** START DATA SUPPLIED **

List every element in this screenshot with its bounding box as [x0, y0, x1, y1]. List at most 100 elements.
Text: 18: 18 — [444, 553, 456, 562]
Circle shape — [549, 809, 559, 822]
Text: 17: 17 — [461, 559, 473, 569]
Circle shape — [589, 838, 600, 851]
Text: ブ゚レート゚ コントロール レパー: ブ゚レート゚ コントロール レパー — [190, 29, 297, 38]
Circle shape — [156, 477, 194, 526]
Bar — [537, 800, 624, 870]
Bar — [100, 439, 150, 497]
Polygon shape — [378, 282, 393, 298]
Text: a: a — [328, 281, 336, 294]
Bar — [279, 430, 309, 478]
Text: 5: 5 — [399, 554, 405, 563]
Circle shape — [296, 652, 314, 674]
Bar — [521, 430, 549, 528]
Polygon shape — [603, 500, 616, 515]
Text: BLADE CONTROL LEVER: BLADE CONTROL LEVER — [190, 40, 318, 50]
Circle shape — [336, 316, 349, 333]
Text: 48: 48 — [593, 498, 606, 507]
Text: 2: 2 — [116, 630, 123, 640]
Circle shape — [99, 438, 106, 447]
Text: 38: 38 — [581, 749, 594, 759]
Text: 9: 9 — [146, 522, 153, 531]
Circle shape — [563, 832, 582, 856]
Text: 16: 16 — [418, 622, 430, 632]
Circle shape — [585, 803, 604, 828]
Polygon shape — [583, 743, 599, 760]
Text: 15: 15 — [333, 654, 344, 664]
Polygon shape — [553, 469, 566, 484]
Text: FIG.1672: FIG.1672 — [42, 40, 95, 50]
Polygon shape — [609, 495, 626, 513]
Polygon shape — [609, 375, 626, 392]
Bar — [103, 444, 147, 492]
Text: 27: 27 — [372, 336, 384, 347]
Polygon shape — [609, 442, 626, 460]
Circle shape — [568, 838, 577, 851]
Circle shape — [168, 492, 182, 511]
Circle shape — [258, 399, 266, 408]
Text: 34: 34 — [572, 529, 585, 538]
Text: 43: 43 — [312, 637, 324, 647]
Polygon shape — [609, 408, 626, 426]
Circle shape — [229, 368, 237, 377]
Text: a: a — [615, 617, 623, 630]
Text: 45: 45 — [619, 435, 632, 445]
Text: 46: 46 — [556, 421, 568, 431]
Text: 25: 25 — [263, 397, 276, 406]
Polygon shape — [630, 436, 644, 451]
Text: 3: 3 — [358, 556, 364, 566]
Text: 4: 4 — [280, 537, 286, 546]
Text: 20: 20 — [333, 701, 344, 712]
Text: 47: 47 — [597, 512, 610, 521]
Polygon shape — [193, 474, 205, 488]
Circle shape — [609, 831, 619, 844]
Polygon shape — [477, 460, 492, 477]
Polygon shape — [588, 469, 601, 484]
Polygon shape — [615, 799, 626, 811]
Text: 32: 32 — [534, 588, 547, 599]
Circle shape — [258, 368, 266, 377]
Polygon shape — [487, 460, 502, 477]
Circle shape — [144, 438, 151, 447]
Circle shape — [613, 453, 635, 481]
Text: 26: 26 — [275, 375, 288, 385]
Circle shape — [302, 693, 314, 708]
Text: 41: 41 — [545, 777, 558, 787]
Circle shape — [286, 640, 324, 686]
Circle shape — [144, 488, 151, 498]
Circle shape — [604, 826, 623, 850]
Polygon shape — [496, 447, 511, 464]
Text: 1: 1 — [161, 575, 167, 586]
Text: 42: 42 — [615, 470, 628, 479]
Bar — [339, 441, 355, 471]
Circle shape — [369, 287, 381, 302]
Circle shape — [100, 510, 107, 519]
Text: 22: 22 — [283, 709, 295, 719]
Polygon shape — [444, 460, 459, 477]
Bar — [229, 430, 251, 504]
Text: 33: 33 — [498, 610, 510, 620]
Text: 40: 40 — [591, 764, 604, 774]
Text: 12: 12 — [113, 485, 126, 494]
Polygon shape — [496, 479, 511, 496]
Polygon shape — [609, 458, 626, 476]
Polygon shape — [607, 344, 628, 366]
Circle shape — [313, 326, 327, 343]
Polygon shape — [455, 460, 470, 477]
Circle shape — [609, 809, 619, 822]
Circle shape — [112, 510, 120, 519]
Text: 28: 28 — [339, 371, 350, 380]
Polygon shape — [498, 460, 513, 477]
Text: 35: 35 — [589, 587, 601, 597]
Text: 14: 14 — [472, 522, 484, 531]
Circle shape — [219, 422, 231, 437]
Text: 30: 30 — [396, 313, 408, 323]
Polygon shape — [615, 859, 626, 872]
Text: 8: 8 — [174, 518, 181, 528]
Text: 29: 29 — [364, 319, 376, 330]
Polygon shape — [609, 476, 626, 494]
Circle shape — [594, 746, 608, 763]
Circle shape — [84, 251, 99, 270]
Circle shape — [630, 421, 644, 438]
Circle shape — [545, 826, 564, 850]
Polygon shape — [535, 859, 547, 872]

** END DATA SUPPLIED **

→ WRITTEN TASK: Write out all of the data above again, line for line, without changing anything.

→ SOLVED PROBLEM:
List every element in this screenshot with its bounding box as [x0, y0, x1, y1]. List at most 100 elements.
Text: 18: 18 — [444, 553, 456, 562]
Circle shape — [549, 809, 559, 822]
Text: 17: 17 — [461, 559, 473, 569]
Circle shape — [589, 838, 600, 851]
Text: ブ゚レート゚ コントロール レパー: ブ゚レート゚ コントロール レパー — [190, 29, 297, 38]
Circle shape — [156, 477, 194, 526]
Bar — [537, 800, 624, 870]
Bar — [100, 439, 150, 497]
Polygon shape — [378, 282, 393, 298]
Text: a: a — [328, 281, 336, 294]
Bar — [279, 430, 309, 478]
Text: 5: 5 — [399, 554, 405, 563]
Circle shape — [296, 652, 314, 674]
Bar — [521, 430, 549, 528]
Polygon shape — [603, 500, 616, 515]
Text: BLADE CONTROL LEVER: BLADE CONTROL LEVER — [190, 40, 318, 50]
Circle shape — [336, 316, 349, 333]
Text: 48: 48 — [593, 498, 606, 507]
Text: 2: 2 — [116, 630, 123, 640]
Circle shape — [99, 438, 106, 447]
Text: 38: 38 — [581, 749, 594, 759]
Text: 9: 9 — [146, 522, 153, 531]
Circle shape — [563, 832, 582, 856]
Text: 16: 16 — [418, 622, 430, 632]
Circle shape — [585, 803, 604, 828]
Polygon shape — [583, 743, 599, 760]
Text: 15: 15 — [333, 654, 344, 664]
Polygon shape — [553, 469, 566, 484]
Text: FIG.1672: FIG.1672 — [42, 40, 95, 50]
Polygon shape — [609, 495, 626, 513]
Polygon shape — [609, 375, 626, 392]
Bar — [103, 444, 147, 492]
Text: 27: 27 — [372, 336, 384, 347]
Polygon shape — [609, 442, 626, 460]
Circle shape — [568, 838, 577, 851]
Circle shape — [168, 492, 182, 511]
Circle shape — [258, 399, 266, 408]
Text: 34: 34 — [572, 529, 585, 538]
Text: 43: 43 — [312, 637, 324, 647]
Polygon shape — [609, 408, 626, 426]
Circle shape — [229, 368, 237, 377]
Text: a: a — [615, 617, 623, 630]
Text: 45: 45 — [619, 435, 632, 445]
Text: 46: 46 — [556, 421, 568, 431]
Text: 25: 25 — [263, 397, 276, 406]
Polygon shape — [630, 436, 644, 451]
Text: 3: 3 — [358, 556, 364, 566]
Text: 4: 4 — [280, 537, 286, 546]
Text: 20: 20 — [333, 701, 344, 712]
Text: 47: 47 — [597, 512, 610, 521]
Polygon shape — [193, 474, 205, 488]
Circle shape — [609, 831, 619, 844]
Polygon shape — [477, 460, 492, 477]
Polygon shape — [588, 469, 601, 484]
Polygon shape — [615, 799, 626, 811]
Text: 32: 32 — [534, 588, 547, 599]
Circle shape — [258, 368, 266, 377]
Polygon shape — [487, 460, 502, 477]
Circle shape — [144, 438, 151, 447]
Circle shape — [613, 453, 635, 481]
Text: 26: 26 — [275, 375, 288, 385]
Circle shape — [302, 693, 314, 708]
Text: 41: 41 — [545, 777, 558, 787]
Circle shape — [286, 640, 324, 686]
Circle shape — [144, 488, 151, 498]
Circle shape — [604, 826, 623, 850]
Polygon shape — [496, 447, 511, 464]
Text: 1: 1 — [161, 575, 167, 586]
Text: 42: 42 — [615, 470, 628, 479]
Bar — [339, 441, 355, 471]
Circle shape — [369, 287, 381, 302]
Circle shape — [100, 510, 107, 519]
Text: 22: 22 — [283, 709, 295, 719]
Polygon shape — [444, 460, 459, 477]
Bar — [229, 430, 251, 504]
Text: 33: 33 — [498, 610, 510, 620]
Text: 40: 40 — [591, 764, 604, 774]
Text: 12: 12 — [113, 485, 126, 494]
Polygon shape — [496, 479, 511, 496]
Polygon shape — [609, 458, 626, 476]
Polygon shape — [607, 344, 628, 366]
Circle shape — [313, 326, 327, 343]
Polygon shape — [455, 460, 470, 477]
Circle shape — [609, 809, 619, 822]
Circle shape — [112, 510, 120, 519]
Text: 28: 28 — [339, 371, 350, 380]
Polygon shape — [498, 460, 513, 477]
Text: 35: 35 — [589, 587, 601, 597]
Text: 14: 14 — [472, 522, 484, 531]
Circle shape — [219, 422, 231, 437]
Text: 30: 30 — [396, 313, 408, 323]
Polygon shape — [615, 859, 626, 872]
Text: 8: 8 — [174, 518, 181, 528]
Text: 29: 29 — [364, 319, 376, 330]
Polygon shape — [609, 476, 626, 494]
Circle shape — [594, 746, 608, 763]
Circle shape — [84, 251, 99, 270]
Circle shape — [630, 421, 644, 438]
Circle shape — [545, 826, 564, 850]
Polygon shape — [535, 859, 547, 872]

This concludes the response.